Stored data entries
· · · · · · ·

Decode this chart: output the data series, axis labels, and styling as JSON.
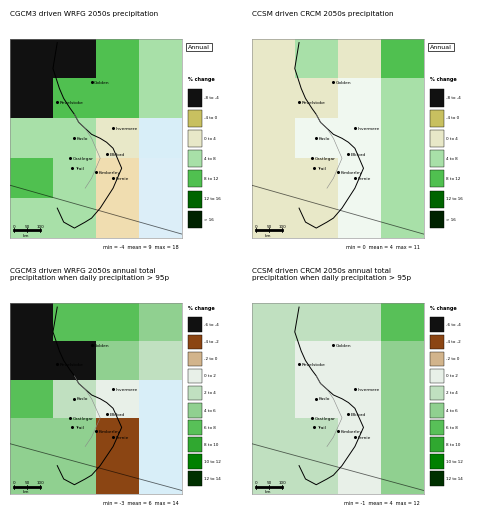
{
  "panels": [
    {
      "title": "CGCM3 driven WRFG 2050s precipitation",
      "subtitle": "Annual",
      "stats": "min = -4  mean = 9  max = 18",
      "type": "annual",
      "model": "CGCM3_WRFG"
    },
    {
      "title": "CCSM driven CRCM 2050s precipitation",
      "subtitle": "Annual",
      "stats": "min = 0  mean = 4  max = 11",
      "type": "annual",
      "model": "CCSM_CRCM"
    },
    {
      "title": "CGCM3 driven WRFG 2050s annual total\nprecipitation when daily precipitation > 95p",
      "subtitle": "",
      "stats": "min = -3  mean = 6  max = 14",
      "type": "extreme",
      "model": "CGCM3_WRFG"
    },
    {
      "title": "CCSM driven CRCM 2050s annual total\nprecipitation when daily precipitation > 95p",
      "subtitle": "",
      "stats": "min = -1  mean = 4  max = 12",
      "type": "extreme",
      "model": "CCSM_CRCM"
    }
  ],
  "legend_annual": {
    "title": "% change",
    "labels": [
      "-8 to -4",
      "-4 to 0",
      "0 to 4",
      "4 to 8",
      "8 to 12",
      "12 to 16",
      "> 16"
    ],
    "colors": [
      "#111111",
      "#c8c060",
      "#e8e8c8",
      "#a8e0a8",
      "#50c050",
      "#006400",
      "#002200"
    ]
  },
  "legend_extreme": {
    "title": "% change",
    "labels": [
      "-6 to -4",
      "-4 to -2",
      "-2 to 0",
      "0 to 2",
      "2 to 4",
      "4 to 6",
      "6 to 8",
      "8 to 10",
      "10 to 12",
      "12 to 14"
    ],
    "colors": [
      "#111111",
      "#8B4513",
      "#d2b48c",
      "#e8f0e8",
      "#c0e0c0",
      "#90d090",
      "#58c058",
      "#30a830",
      "#008000",
      "#003000"
    ]
  },
  "bg_color": "#ffffff"
}
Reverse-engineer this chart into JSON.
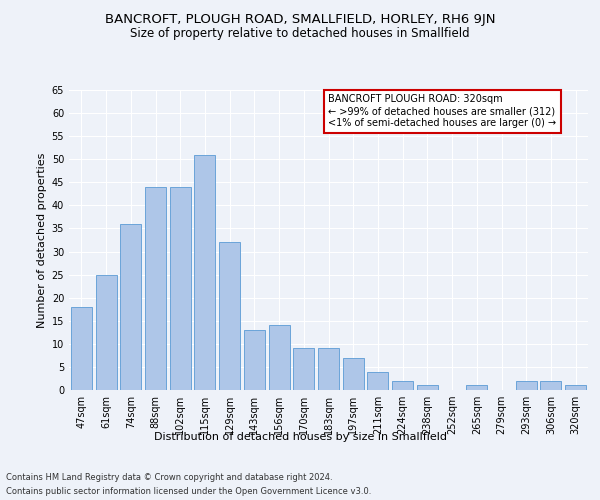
{
  "title": "BANCROFT, PLOUGH ROAD, SMALLFIELD, HORLEY, RH6 9JN",
  "subtitle": "Size of property relative to detached houses in Smallfield",
  "xlabel": "Distribution of detached houses by size in Smallfield",
  "ylabel": "Number of detached properties",
  "categories": [
    "47sqm",
    "61sqm",
    "74sqm",
    "88sqm",
    "102sqm",
    "115sqm",
    "129sqm",
    "143sqm",
    "156sqm",
    "170sqm",
    "183sqm",
    "197sqm",
    "211sqm",
    "224sqm",
    "238sqm",
    "252sqm",
    "265sqm",
    "279sqm",
    "293sqm",
    "306sqm",
    "320sqm"
  ],
  "values": [
    18,
    25,
    36,
    44,
    44,
    51,
    32,
    13,
    14,
    9,
    9,
    7,
    4,
    2,
    1,
    0,
    1,
    0,
    2,
    2,
    1
  ],
  "bar_color": "#aec6e8",
  "bar_edge_color": "#5b9bd5",
  "annotation_title": "BANCROFT PLOUGH ROAD: 320sqm",
  "annotation_line1": "← >99% of detached houses are smaller (312)",
  "annotation_line2": "<1% of semi-detached houses are larger (0) →",
  "annotation_box_color": "#ffffff",
  "annotation_box_edge": "#cc0000",
  "ylim": [
    0,
    65
  ],
  "yticks": [
    0,
    5,
    10,
    15,
    20,
    25,
    30,
    35,
    40,
    45,
    50,
    55,
    60,
    65
  ],
  "footer1": "Contains HM Land Registry data © Crown copyright and database right 2024.",
  "footer2": "Contains public sector information licensed under the Open Government Licence v3.0.",
  "background_color": "#eef2f9",
  "grid_color": "#ffffff",
  "title_fontsize": 9.5,
  "subtitle_fontsize": 8.5,
  "xlabel_fontsize": 8,
  "ylabel_fontsize": 8,
  "tick_fontsize": 7,
  "annotation_fontsize": 7,
  "footer_fontsize": 6
}
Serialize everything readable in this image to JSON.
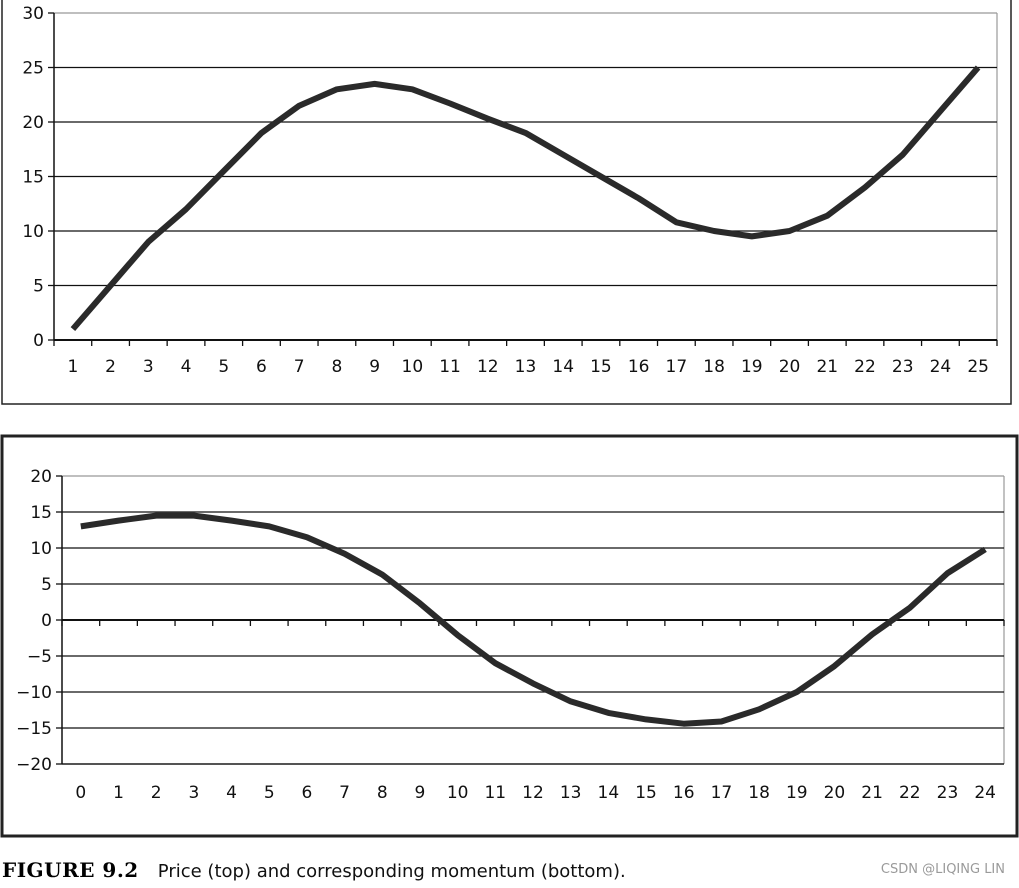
{
  "chart_data": [
    {
      "type": "line",
      "panel": "top",
      "x": [
        1,
        2,
        3,
        4,
        5,
        6,
        7,
        8,
        9,
        10,
        11,
        12,
        13,
        14,
        15,
        16,
        17,
        18,
        19,
        20,
        21,
        22,
        23,
        24,
        25
      ],
      "x_tick_labels": [
        "1",
        "2",
        "3",
        "4",
        "5",
        "6",
        "7",
        "8",
        "9",
        "10",
        "11",
        "12",
        "13",
        "14",
        "15",
        "16",
        "17",
        "18",
        "19",
        "20",
        "21",
        "22",
        "23",
        "24",
        "25"
      ],
      "series": [
        {
          "values": [
            1,
            5,
            9,
            12,
            15.5,
            19,
            21.5,
            23,
            23.5,
            23,
            21.7,
            20.3,
            19,
            17,
            15,
            13,
            10.8,
            10,
            9.5,
            10,
            11.4,
            14,
            17,
            21,
            25
          ]
        }
      ],
      "ylim": [
        0,
        30
      ],
      "y_ticks": [
        0,
        5,
        10,
        15,
        20,
        25,
        30
      ],
      "y_tick_labels": [
        "0",
        "5",
        "10",
        "15",
        "20",
        "25",
        "30"
      ],
      "grid": true,
      "line_color": "#2a2a2a"
    },
    {
      "type": "line",
      "panel": "bottom",
      "x": [
        0,
        1,
        2,
        3,
        4,
        5,
        6,
        7,
        8,
        9,
        10,
        11,
        12,
        13,
        14,
        15,
        16,
        17,
        18,
        19,
        20,
        21,
        22,
        23,
        24
      ],
      "x_tick_labels": [
        "0",
        "1",
        "2",
        "3",
        "4",
        "5",
        "6",
        "7",
        "8",
        "9",
        "10",
        "11",
        "12",
        "13",
        "14",
        "15",
        "16",
        "17",
        "18",
        "19",
        "20",
        "21",
        "22",
        "23",
        "24"
      ],
      "series": [
        {
          "values": [
            13,
            13.8,
            14.5,
            14.5,
            13.8,
            13,
            11.5,
            9.2,
            6.3,
            2.3,
            -2.1,
            -6,
            -8.8,
            -11.3,
            -12.9,
            -13.8,
            -14.4,
            -14.1,
            -12.4,
            -10,
            -6.4,
            -2,
            1.7,
            6.5,
            9.8
          ]
        }
      ],
      "ylim": [
        -20,
        20
      ],
      "y_ticks": [
        -20,
        -15,
        -10,
        -5,
        0,
        5,
        10,
        15,
        20
      ],
      "y_tick_labels": [
        "−20",
        "−15",
        "−10",
        "−5",
        "0",
        "5",
        "10",
        "15",
        "20"
      ],
      "grid": true,
      "line_color": "#2a2a2a"
    }
  ],
  "caption": {
    "label": "FIGURE 9.2",
    "text": "Price (top) and corresponding momentum (bottom)."
  },
  "watermark": "CSDN @LIQING LIN"
}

· · · · · · ·

What you need to do
Isolate the lines that hold the word "when" and copy all of them.

Complete output
      "title": "CGCM3 driven WRFG 2050s annual total\nprecipitation when daily precipitation > 95p",
      "title": "CCSM driven CRCM 2050s annual total\nprecipitation when daily precipitation > 95p",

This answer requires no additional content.